What is expected
Return the listing below exactly, with the pictures dropped.

Items
#####
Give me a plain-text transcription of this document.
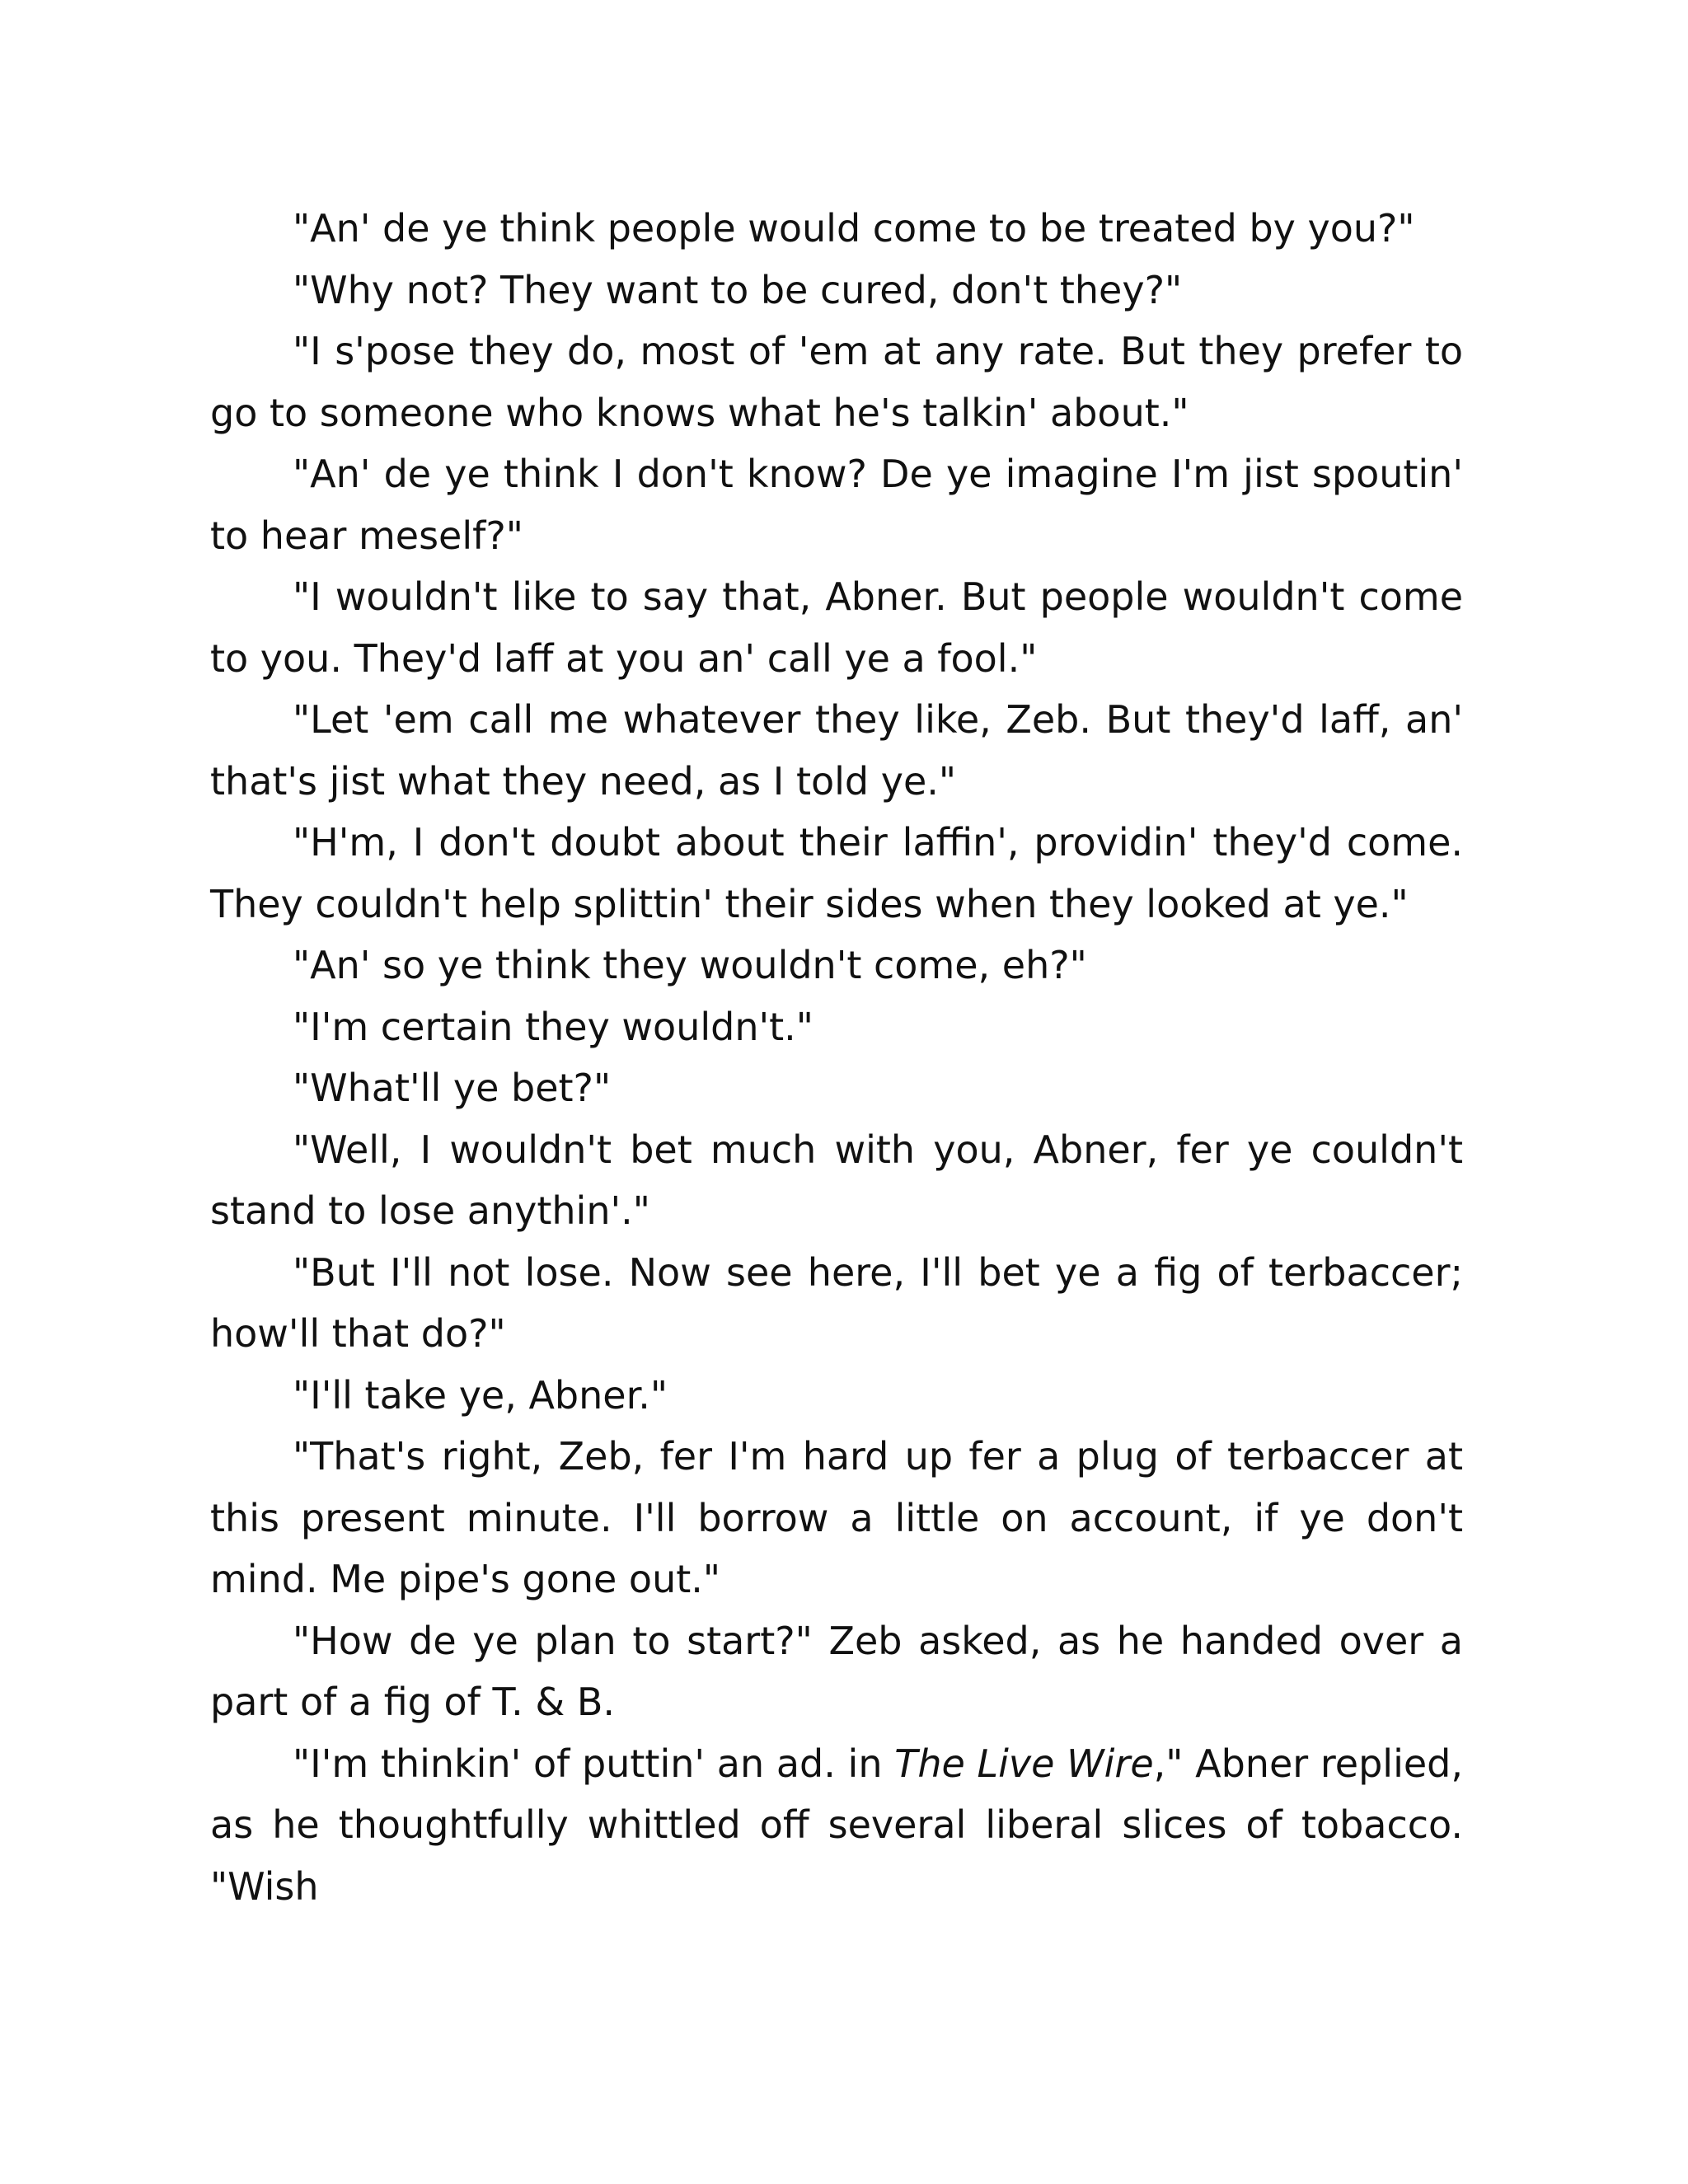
"An' de ye think people would come to be treated by you?"

"Why not? They want to be cured, don't they?"

"I s'pose they do, most of 'em at any rate. But they prefer to go to someone who knows what he's talkin' about."

"An' de ye think I don't know? De ye imagine I'm jist spoutin' to hear meself?"

"I wouldn't like to say that, Abner. But people wouldn't come to you. They'd laff at you an' call ye a fool."

"Let 'em call me whatever they like, Zeb. But they'd laff, an' that's jist what they need, as I told ye."

"H'm, I don't doubt about their laffin', providin' they'd come. They couldn't help splittin' their sides when they looked at ye."

"An' so ye think they wouldn't come, eh?"

"I'm certain they wouldn't."

"What'll ye bet?"

"Well, I wouldn't bet much with you, Abner, fer ye couldn't stand to lose anythin'."

"But I'll not lose. Now see here, I'll bet ye a fig of terbaccer; how'll that do?"

"I'll take ye, Abner."

"That's right, Zeb, fer I'm hard up fer a plug of terbaccer at this present minute. I'll borrow a little on account, if ye don't mind. Me pipe's gone out."

"How de ye plan to start?" Zeb asked, as he handed over a part of a fig of T. & B.

"I'm thinkin' of puttin' an ad. in The Live Wire," Abner replied, as he thoughtfully whittled off several liberal slices of tobacco. "Wish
#####
Worked solution
Give me a plain-text transcription of this document.
"An' de ye think people would come to be treated by you?"

"Why not? They want to be cured, don't they?"

"I s'pose they do, most of 'em at any rate. But they prefer to go to someone who knows what he's talkin' about."

"An' de ye think I don't know? De ye imagine I'm jist spoutin' to hear meself?"

"I wouldn't like to say that, Abner. But people wouldn't come to you. They'd laff at you an' call ye a fool."

"Let 'em call me whatever they like, Zeb. But they'd laff, an' that's jist what they need, as I told ye."

"H'm, I don't doubt about their laffin', providin' they'd come. They couldn't help splittin' their sides when they looked at ye."

"An' so ye think they wouldn't come, eh?"

"I'm certain they wouldn't."

"What'll ye bet?"

"Well, I wouldn't bet much with you, Abner, fer ye couldn't stand to lose anythin'."

"But I'll not lose. Now see here, I'll bet ye a fig of terbaccer; how'll that do?"

"I'll take ye, Abner."

"That's right, Zeb, fer I'm hard up fer a plug of terbaccer at this present minute. I'll borrow a little on account, if ye don't mind. Me pipe's gone out."

"How de ye plan to start?" Zeb asked, as he handed over a part of a fig of T. & B.

"I'm thinkin' of puttin' an ad. in The Live Wire," Abner replied, as he thoughtfully whittled off several liberal slices of tobacco. "Wish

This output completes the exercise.